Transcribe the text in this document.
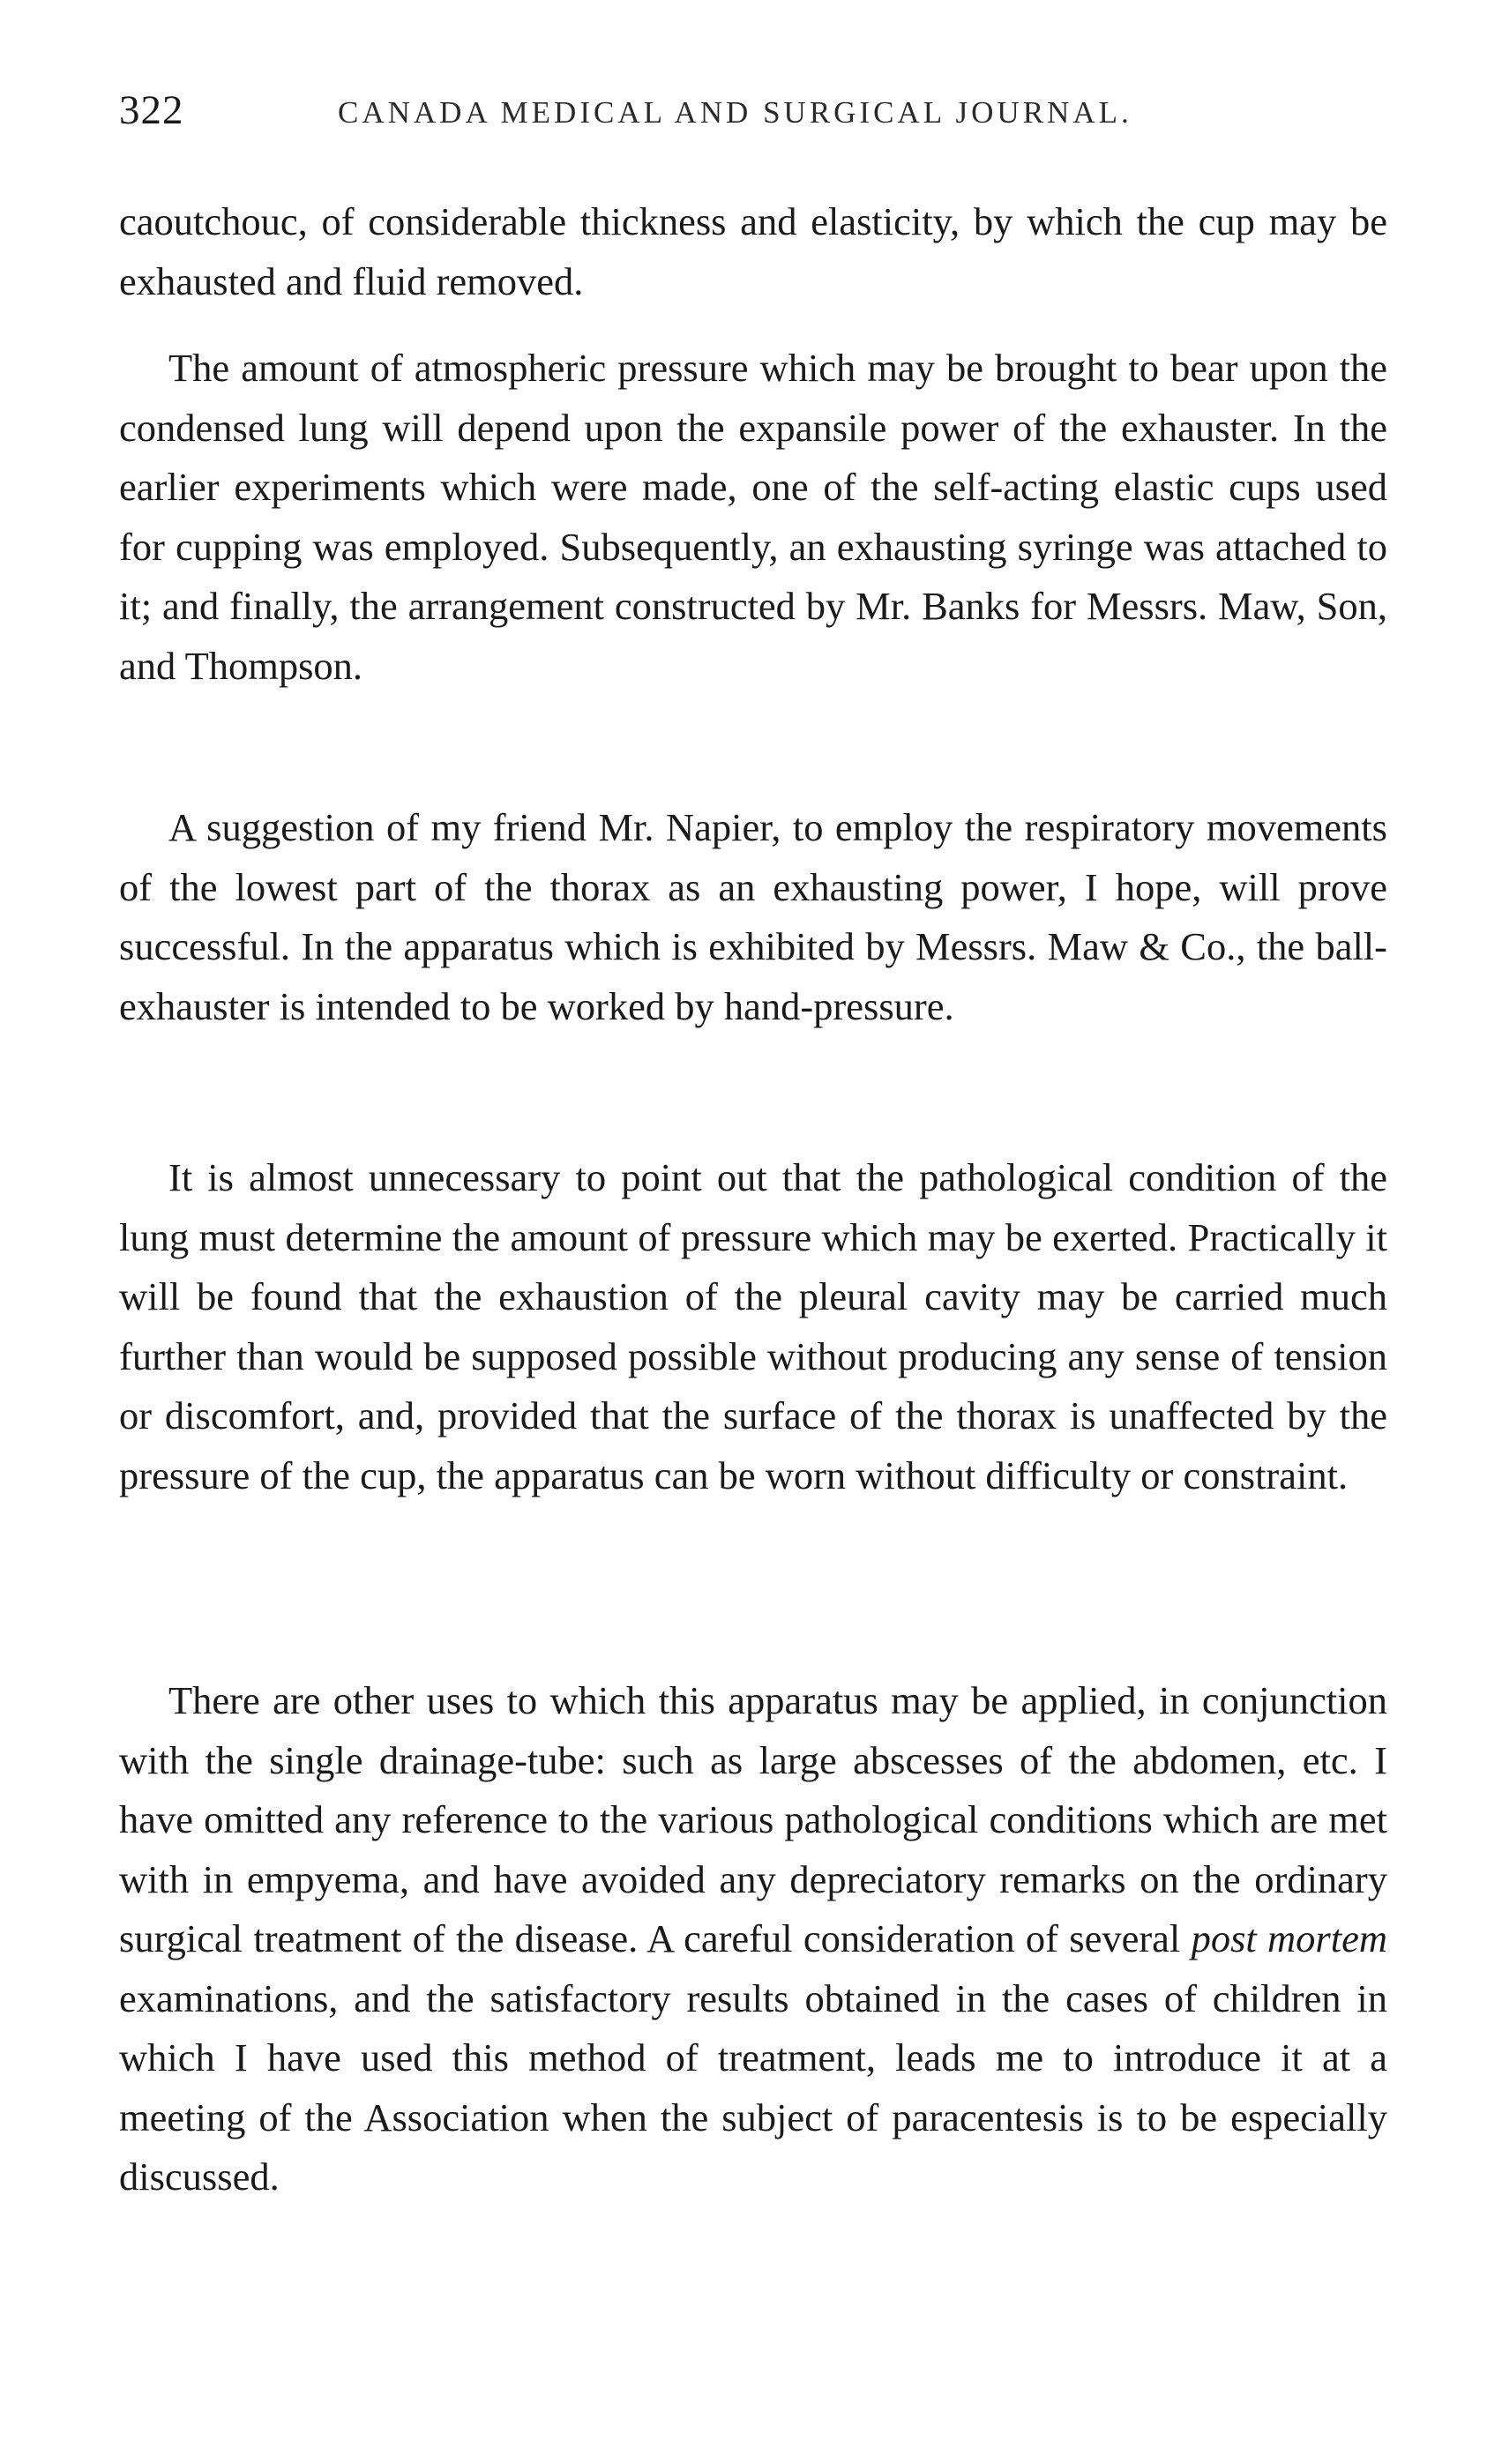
322	CANADA MEDICAL AND SURGICAL JOURNAL.

caoutchouc, of considerable thickness and elasticity, by which the cup may be exhausted and fluid removed.

The amount of atmospheric pressure which may be brought to bear upon the condensed lung will depend upon the expansile power of the exhauster. In the earlier experiments which were made, one of the self-acting elastic cups used for cupping was employed. Subsequently, an exhausting syringe was attached to it; and finally, the arrangement constructed by Mr. Banks for Messrs. Maw, Son, and Thompson.

A suggestion of my friend Mr. Napier, to employ the respiratory movements of the lowest part of the thorax as an exhausting power, I hope, will prove successful. In the apparatus which is exhibited by Messrs. Maw & Co., the ball-exhauster is intended to be worked by hand-pressure.

It is almost unnecessary to point out that the pathological condition of the lung must determine the amount of pressure which may be exerted. Practically it will be found that the exhaustion of the pleural cavity may be carried much further than would be supposed possible without producing any sense of tension or discomfort, and, provided that the surface of the thorax is unaffected by the pressure of the cup, the apparatus can be worn without difficulty or constraint.

There are other uses to which this apparatus may be applied, in conjunction with the single drainage-tube: such as large abscesses of the abdomen, etc. I have omitted any reference to the various pathological conditions which are met with in empyema, and have avoided any depreciatory remarks on the ordinary surgical treatment of the disease. A careful consideration of several post mortem examinations, and the satisfactory results obtained in the cases of children in which I have used this method of treatment, leads me to introduce it at a meeting of the Association when the subject of paracentesis is to be especially discussed.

# WHAT THIS TASK INVOLVES
Replicate the material above verbatim; images stay out of the copy.

# REPLY TO THE EXERCISE
Transcribe the text in this document.
322	CANADA MEDICAL AND SURGICAL JOURNAL.

caoutchouc, of considerable thickness and elasticity, by which the cup may be exhausted and fluid removed.

The amount of atmospheric pressure which may be brought to bear upon the condensed lung will depend upon the expansile power of the exhauster. In the earlier experiments which were made, one of the self-acting elastic cups used for cupping was employed. Subsequently, an exhausting syringe was attached to it; and finally, the arrangement constructed by Mr. Banks for Messrs. Maw, Son, and Thompson.

A suggestion of my friend Mr. Napier, to employ the respiratory movements of the lowest part of the thorax as an exhausting power, I hope, will prove successful. In the apparatus which is exhibited by Messrs. Maw & Co., the ball-exhauster is intended to be worked by hand-pressure.

It is almost unnecessary to point out that the pathological condition of the lung must determine the amount of pressure which may be exerted. Practically it will be found that the exhaustion of the pleural cavity may be carried much further than would be supposed possible without producing any sense of tension or discomfort, and, provided that the surface of the thorax is unaffected by the pressure of the cup, the apparatus can be worn without difficulty or constraint.

There are other uses to which this apparatus may be applied, in conjunction with the single drainage-tube: such as large abscesses of the abdomen, etc. I have omitted any reference to the various pathological conditions which are met with in empyema, and have avoided any depreciatory remarks on the ordinary surgical treatment of the disease. A careful consideration of several post mortem examinations, and the satisfactory results obtained in the cases of children in which I have used this method of treatment, leads me to introduce it at a meeting of the Association when the subject of paracentesis is to be especially discussed.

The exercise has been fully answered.